Figure data in JSON:
....
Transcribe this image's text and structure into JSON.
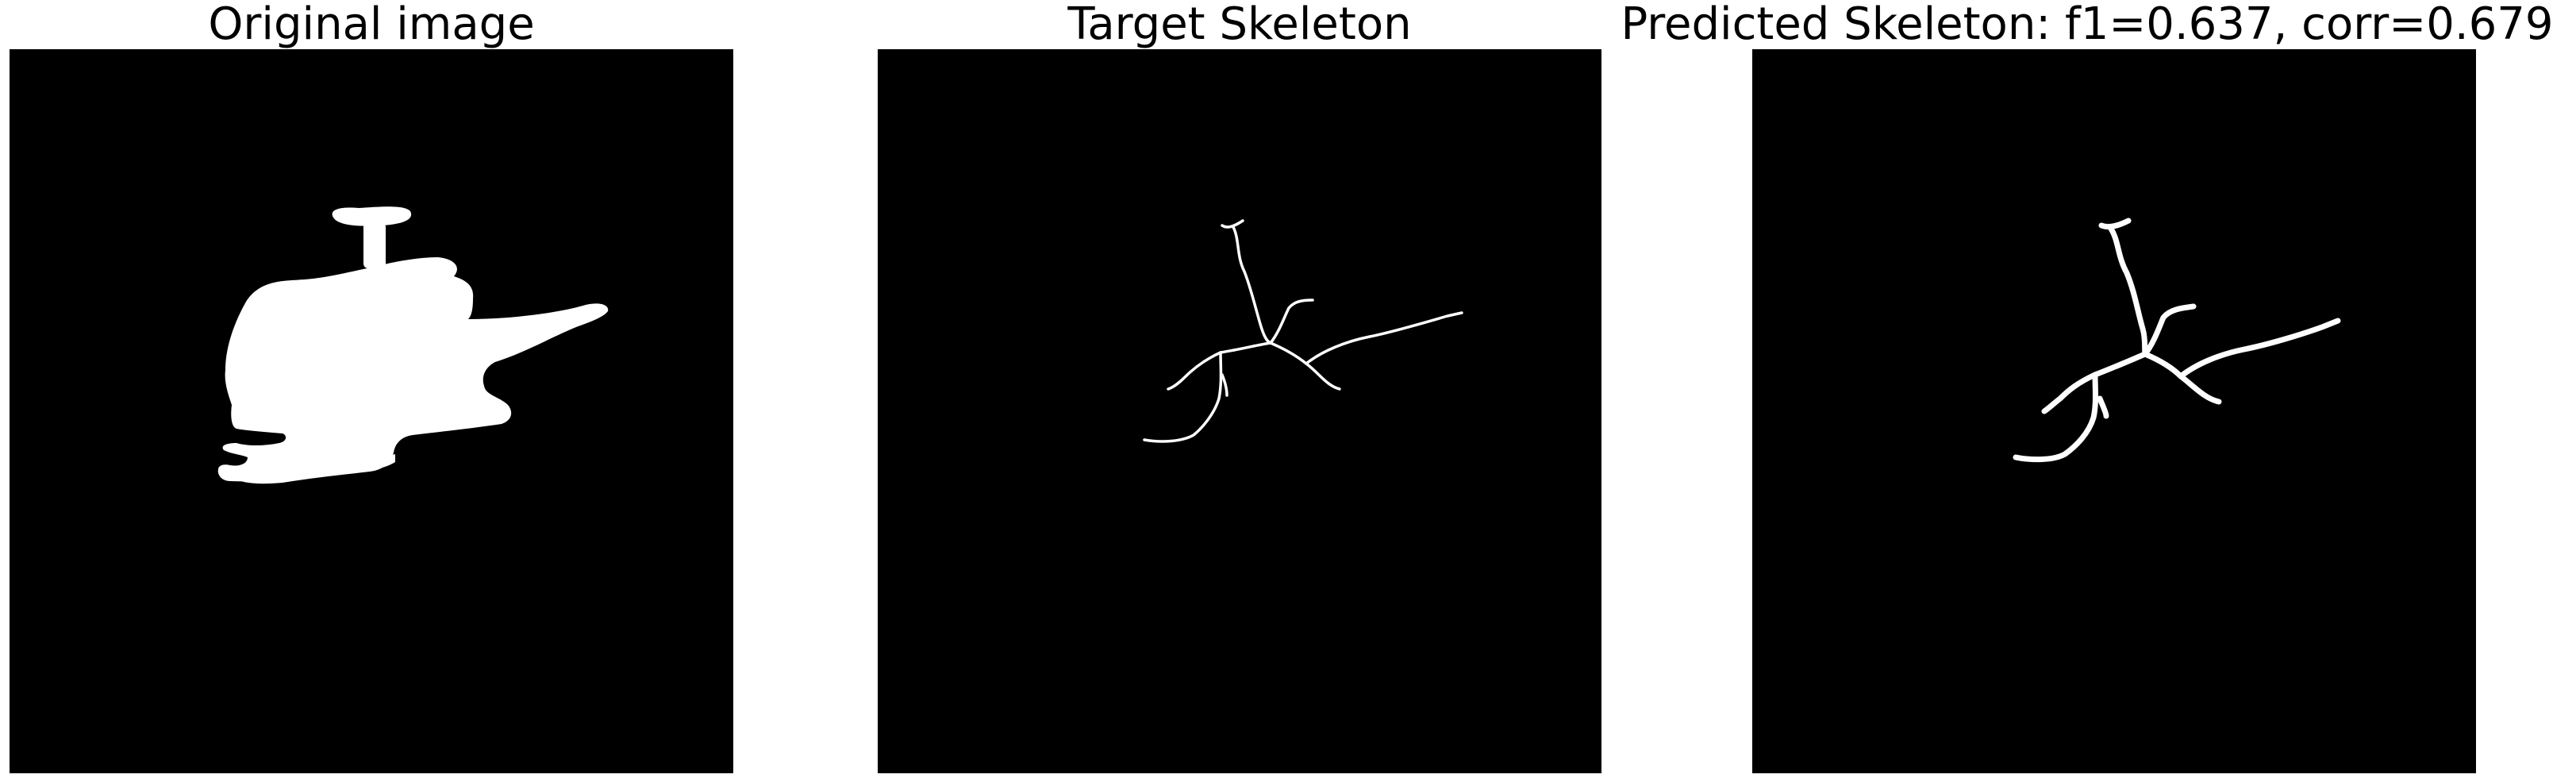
{
  "panels": [
    {
      "title": "Original image"
    },
    {
      "title": "Target Skeleton"
    },
    {
      "title": "Predicted Skeleton: f1=0.637, corr=0.679"
    }
  ],
  "colors": {
    "background": "#ffffff",
    "panel_bg": "#000000",
    "foreground": "#ffffff"
  }
}
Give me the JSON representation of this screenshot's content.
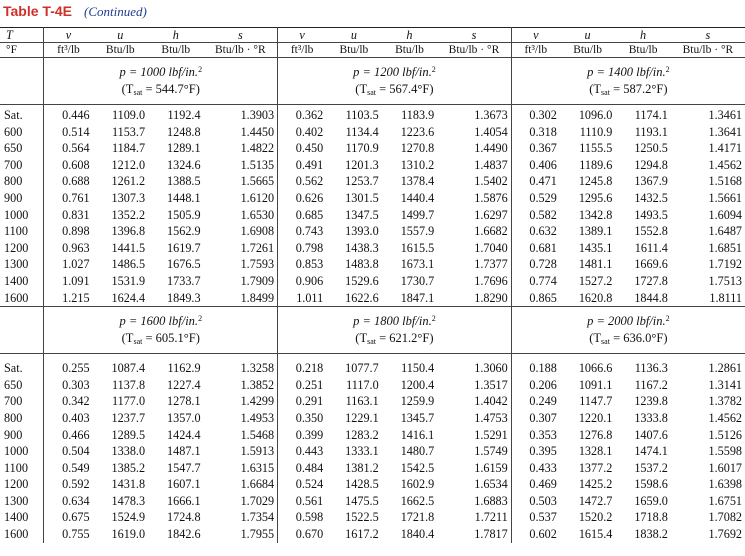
....
Quote in full the listing given above; the images are to be left out.

Transcribe this image's text and structure into JSON.
{
  "panels": [
    {
      "title": "Original image"
    },
    {
      "title": "Target Skeleton"
    },
    {
      "title": "Predicted Skeleton: f1=0.637, corr=0.679"
    }
  ],
  "colors": {
    "background": "#ffffff",
    "panel_bg": "#000000",
    "foreground": "#ffffff"
  }
}
Give me the JSON representation of this screenshot's content.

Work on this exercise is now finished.